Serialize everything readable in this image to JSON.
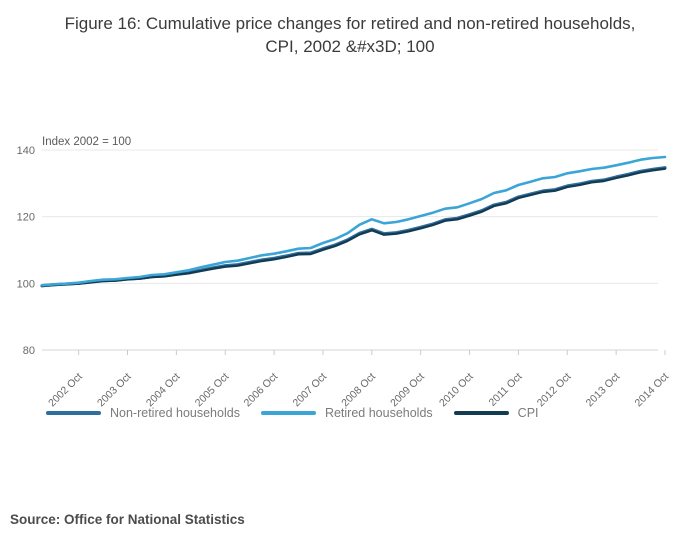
{
  "title": "Figure 16: Cumulative price changes for retired and non-retired households, CPI, 2002 &#x3D; 100",
  "source": "Source: Office for National Statistics",
  "colors": {
    "non_retired": "#2e6e9e",
    "retired": "#3aa5d6",
    "cpi": "#133b52",
    "grid": "#e8e8e8",
    "axis_line": "#d4d4d4",
    "tick": "#c3ccd6",
    "axis_text": "#696969",
    "annotation_text": "#5a5a5a"
  },
  "chart_data": {
    "type": "line",
    "title": "Figure 16: Cumulative price changes for retired and non-retired households, CPI, 2002 &#x3D; 100",
    "annotation": "Index 2002 = 100",
    "x_start": "2002-01",
    "x_end": "2014-10",
    "frequency": "quarterly",
    "x_tick_labels": [
      "2002 Oct",
      "2003 Oct",
      "2004 Oct",
      "2005 Oct",
      "2006 Oct",
      "2007 Oct",
      "2008 Oct",
      "2009 Oct",
      "2010 Oct",
      "2011 Oct",
      "2012 Oct",
      "2013 Oct",
      "2014 Oct"
    ],
    "y_ticks": [
      140,
      120,
      100,
      80
    ],
    "ylim": [
      80,
      140
    ],
    "grid": "horizontal",
    "legend_position": "bottom",
    "series": [
      {
        "name": "Non-retired households",
        "color": "#2e6e9e",
        "values": [
          99.3,
          99.6,
          99.8,
          100.0,
          100.4,
          100.8,
          100.9,
          101.3,
          101.5,
          102.0,
          102.2,
          102.7,
          103.2,
          103.9,
          104.6,
          105.3,
          105.6,
          106.3,
          107.0,
          107.5,
          108.2,
          109.0,
          109.1,
          110.4,
          111.5,
          113.0,
          115.0,
          116.2,
          114.9,
          115.2,
          115.9,
          116.8,
          117.8,
          119.1,
          119.5,
          120.6,
          121.8,
          123.5,
          124.3,
          125.9,
          126.8,
          127.7,
          128.1,
          129.2,
          129.8,
          130.6,
          131.0,
          131.9,
          132.7,
          133.6,
          134.2,
          134.7
        ]
      },
      {
        "name": "Retired households",
        "color": "#3aa5d6",
        "values": [
          99.4,
          99.7,
          99.9,
          100.2,
          100.7,
          101.1,
          101.2,
          101.6,
          101.9,
          102.5,
          102.7,
          103.3,
          103.9,
          104.8,
          105.6,
          106.4,
          106.8,
          107.6,
          108.4,
          108.9,
          109.6,
          110.4,
          110.6,
          112.1,
          113.3,
          115.0,
          117.6,
          119.2,
          118.0,
          118.4,
          119.2,
          120.2,
          121.2,
          122.4,
          122.8,
          124.0,
          125.3,
          127.1,
          127.9,
          129.5,
          130.5,
          131.5,
          131.9,
          133.0,
          133.6,
          134.3,
          134.7,
          135.4,
          136.2,
          137.1,
          137.6,
          137.9
        ]
      },
      {
        "name": "CPI",
        "color": "#133b52",
        "values": [
          99.2,
          99.5,
          99.7,
          99.9,
          100.3,
          100.7,
          100.8,
          101.2,
          101.4,
          101.9,
          102.1,
          102.6,
          103.0,
          103.7,
          104.4,
          105.0,
          105.3,
          106.0,
          106.7,
          107.2,
          107.9,
          108.7,
          108.8,
          110.1,
          111.2,
          112.7,
          114.7,
          115.9,
          114.6,
          114.9,
          115.6,
          116.5,
          117.5,
          118.8,
          119.2,
          120.3,
          121.5,
          123.2,
          124.0,
          125.6,
          126.5,
          127.4,
          127.8,
          128.9,
          129.5,
          130.3,
          130.7,
          131.6,
          132.4,
          133.3,
          133.9,
          134.4
        ]
      }
    ]
  }
}
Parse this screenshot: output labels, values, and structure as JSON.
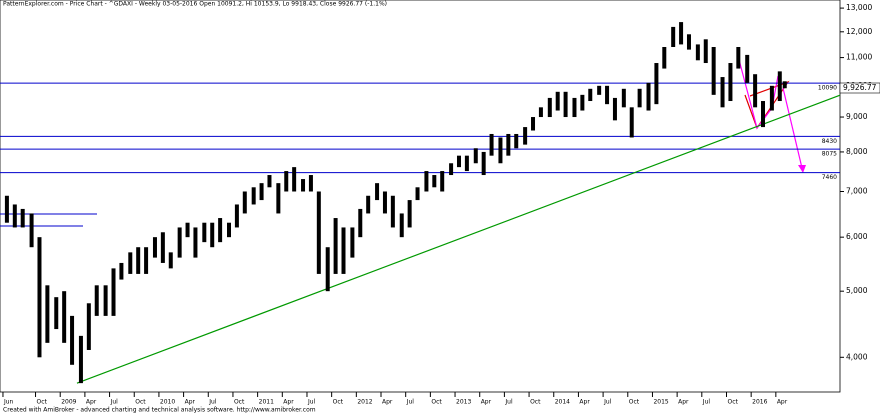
{
  "chart_data": {
    "type": "range-bar",
    "title": "PatternExplorer.com - Price Chart - ^GDAXI - Weekly 03-05-2016 Open 10091.2, Hi 10153.9, Lo 9918.43, Close 9926.77 (-1.1%)",
    "footer": "Created with AmiBroker - advanced charting and technical analysis software. http://www.amibroker.com",
    "log_scale": true,
    "color": "#000000",
    "xlim": [
      2008.39,
      2016.9
    ],
    "ylim": [
      3730,
      13360
    ],
    "yticks": [
      {
        "value": 4000,
        "label": "4,000"
      },
      {
        "value": 5000,
        "label": "5,000"
      },
      {
        "value": 6000,
        "label": "6,000"
      },
      {
        "value": 7000,
        "label": "7,000"
      },
      {
        "value": 8000,
        "label": "8,000"
      },
      {
        "value": 9000,
        "label": "9,000"
      },
      {
        "value": 10000,
        "label": "10,000"
      },
      {
        "value": 11000,
        "label": "11,000"
      },
      {
        "value": 12000,
        "label": "12,000"
      },
      {
        "value": 13000,
        "label": "13,000"
      }
    ],
    "xticks": [
      {
        "value": 2008.42,
        "label": "Jun"
      },
      {
        "value": 2008.75,
        "label": "Oct"
      },
      {
        "value": 2009.0,
        "label": "2009"
      },
      {
        "value": 2009.25,
        "label": "Apr"
      },
      {
        "value": 2009.5,
        "label": "Jul"
      },
      {
        "value": 2009.75,
        "label": "Oct"
      },
      {
        "value": 2010.0,
        "label": "2010"
      },
      {
        "value": 2010.25,
        "label": "Apr"
      },
      {
        "value": 2010.5,
        "label": "Jul"
      },
      {
        "value": 2010.75,
        "label": "Oct"
      },
      {
        "value": 2011.0,
        "label": "2011"
      },
      {
        "value": 2011.25,
        "label": "Apr"
      },
      {
        "value": 2011.5,
        "label": "Jul"
      },
      {
        "value": 2011.75,
        "label": "Oct"
      },
      {
        "value": 2012.0,
        "label": "2012"
      },
      {
        "value": 2012.25,
        "label": "Apr"
      },
      {
        "value": 2012.5,
        "label": "Jul"
      },
      {
        "value": 2012.75,
        "label": "Oct"
      },
      {
        "value": 2013.0,
        "label": "2013"
      },
      {
        "value": 2013.25,
        "label": "Apr"
      },
      {
        "value": 2013.5,
        "label": "Jul"
      },
      {
        "value": 2013.75,
        "label": "Oct"
      },
      {
        "value": 2014.0,
        "label": "2014"
      },
      {
        "value": 2014.25,
        "label": "Apr"
      },
      {
        "value": 2014.5,
        "label": "Jul"
      },
      {
        "value": 2014.75,
        "label": "Oct"
      },
      {
        "value": 2015.0,
        "label": "2015"
      },
      {
        "value": 2015.25,
        "label": "Apr"
      },
      {
        "value": 2015.5,
        "label": "Jul"
      },
      {
        "value": 2015.75,
        "label": "Oct"
      },
      {
        "value": 2016.0,
        "label": "2016"
      },
      {
        "value": 2016.25,
        "label": "Apr"
      }
    ],
    "x": [
      2008.46,
      2008.54,
      2008.62,
      2008.71,
      2008.79,
      2008.87,
      2008.96,
      2009.04,
      2009.12,
      2009.21,
      2009.29,
      2009.37,
      2009.46,
      2009.54,
      2009.62,
      2009.71,
      2009.79,
      2009.87,
      2009.96,
      2010.04,
      2010.12,
      2010.21,
      2010.29,
      2010.37,
      2010.46,
      2010.54,
      2010.62,
      2010.71,
      2010.79,
      2010.87,
      2010.96,
      2011.04,
      2011.12,
      2011.21,
      2011.29,
      2011.37,
      2011.46,
      2011.54,
      2011.62,
      2011.71,
      2011.79,
      2011.87,
      2011.96,
      2012.04,
      2012.12,
      2012.21,
      2012.29,
      2012.37,
      2012.46,
      2012.54,
      2012.62,
      2012.71,
      2012.79,
      2012.87,
      2012.96,
      2013.04,
      2013.12,
      2013.21,
      2013.29,
      2013.37,
      2013.46,
      2013.54,
      2013.62,
      2013.71,
      2013.79,
      2013.87,
      2013.96,
      2014.04,
      2014.12,
      2014.21,
      2014.29,
      2014.37,
      2014.46,
      2014.54,
      2014.62,
      2014.71,
      2014.79,
      2014.87,
      2014.96,
      2015.04,
      2015.12,
      2015.21,
      2015.29,
      2015.37,
      2015.46,
      2015.54,
      2015.62,
      2015.71,
      2015.79,
      2015.87,
      2015.96,
      2016.04,
      2016.12,
      2016.21,
      2016.29,
      2016.34
    ],
    "low": [
      6300,
      6200,
      6200,
      5800,
      4000,
      4200,
      4400,
      4200,
      3900,
      3666,
      4100,
      4600,
      4600,
      4600,
      5200,
      5300,
      5300,
      5300,
      5600,
      5500,
      5400,
      5600,
      6000,
      5600,
      5900,
      5800,
      5900,
      6000,
      6200,
      6500,
      6700,
      6800,
      7100,
      6500,
      7000,
      7000,
      7000,
      7000,
      5300,
      5000,
      5300,
      5300,
      5600,
      6000,
      6500,
      6800,
      6500,
      6200,
      6000,
      6200,
      6800,
      7000,
      7100,
      7000,
      7400,
      7600,
      7500,
      7700,
      7400,
      7900,
      7700,
      7900,
      8100,
      8200,
      8600,
      9000,
      9000,
      9200,
      9000,
      9000,
      9200,
      9500,
      9700,
      9400,
      8900,
      9300,
      8400,
      9300,
      9200,
      9400,
      10600,
      11400,
      11500,
      11300,
      10900,
      10800,
      9700,
      9300,
      9500,
      10600,
      10100,
      9300,
      8700,
      9200,
      9500,
      9918.43
    ],
    "high": [
      6900,
      6700,
      6600,
      6500,
      6000,
      5100,
      4900,
      5000,
      4600,
      4300,
      4800,
      5100,
      5100,
      5400,
      5500,
      5700,
      5800,
      5800,
      6000,
      6100,
      5700,
      6200,
      6300,
      6200,
      6300,
      6300,
      6400,
      6300,
      6700,
      7000,
      7100,
      7200,
      7400,
      7200,
      7500,
      7600,
      7300,
      7400,
      7000,
      5800,
      6400,
      6200,
      6200,
      6600,
      6900,
      7200,
      7000,
      6900,
      6500,
      6800,
      7100,
      7500,
      7400,
      7500,
      7700,
      7900,
      7900,
      8100,
      8000,
      8500,
      8400,
      8500,
      8500,
      8700,
      9000,
      9300,
      9600,
      9800,
      9800,
      9600,
      9700,
      9900,
      10000,
      10000,
      9600,
      9900,
      9300,
      9900,
      10100,
      10800,
      11400,
      12200,
      12400,
      11900,
      11500,
      11700,
      11400,
      10300,
      10800,
      11400,
      11100,
      10400,
      9500,
      10000,
      10500,
      10153.9
    ],
    "levels": [
      {
        "value": 10090,
        "label": "10090",
        "color": "#0000cc"
      },
      {
        "value": 8430,
        "label": "8430",
        "color": "#0000cc"
      },
      {
        "value": 8075,
        "label": "8075",
        "color": "#0000cc"
      },
      {
        "value": 7460,
        "label": "7460",
        "color": "#0000cc"
      }
    ],
    "trendline": {
      "color": "#009900",
      "x": [
        2009.17,
        2016.9
      ],
      "y": [
        3666,
        9690
      ]
    },
    "last_price": {
      "value": 9926.77,
      "label": "9,926.77"
    }
  }
}
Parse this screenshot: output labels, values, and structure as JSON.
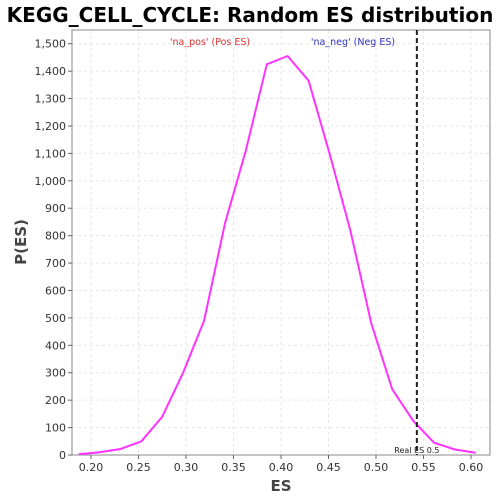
{
  "chart_data": {
    "type": "line",
    "title": "KEGG_CELL_CYCLE: Random ES distribution",
    "xlabel": "ES",
    "ylabel": "P(ES)",
    "xlim": [
      0.18,
      0.62
    ],
    "ylim": [
      0,
      1550
    ],
    "xticks": [
      0.2,
      0.25,
      0.3,
      0.35,
      0.4,
      0.45,
      0.5,
      0.55,
      0.6
    ],
    "xtick_labels": [
      "0.20",
      "0.25",
      "0.30",
      "0.35",
      "0.40",
      "0.45",
      "0.50",
      "0.55",
      "0.60"
    ],
    "yticks": [
      0,
      100,
      200,
      300,
      400,
      500,
      600,
      700,
      800,
      900,
      1000,
      1100,
      1200,
      1300,
      1400,
      1500
    ],
    "ytick_labels": [
      "0",
      "100",
      "200",
      "300",
      "400",
      "500",
      "600",
      "700",
      "800",
      "900",
      "1,000",
      "1,100",
      "1,200",
      "1,300",
      "1,400",
      "1,500"
    ],
    "grid": true,
    "legend": [
      {
        "label": "'na_pos' (Pos ES)",
        "color": "#e03030"
      },
      {
        "label": "'na_neg' (Neg ES)",
        "color": "#3030c0"
      }
    ],
    "series": [
      {
        "color": "#ff33ff",
        "x": [
          0.187,
          0.209,
          0.231,
          0.253,
          0.275,
          0.297,
          0.319,
          0.341,
          0.363,
          0.385,
          0.407,
          0.429,
          0.451,
          0.473,
          0.495,
          0.517,
          0.539,
          0.561,
          0.583,
          0.605
        ],
        "y": [
          3,
          10,
          22,
          50,
          140,
          300,
          490,
          845,
          1110,
          1425,
          1455,
          1365,
          1100,
          820,
          480,
          240,
          125,
          45,
          20,
          8
        ]
      }
    ],
    "annotation": {
      "label": "Real ES 0.5",
      "x": 0.543,
      "color": "#222222"
    }
  }
}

---------------

WRITTEN INSTRUCTION
Only the number is wanted: how many lines of the material contain the word "grid"?

THE REPLY
3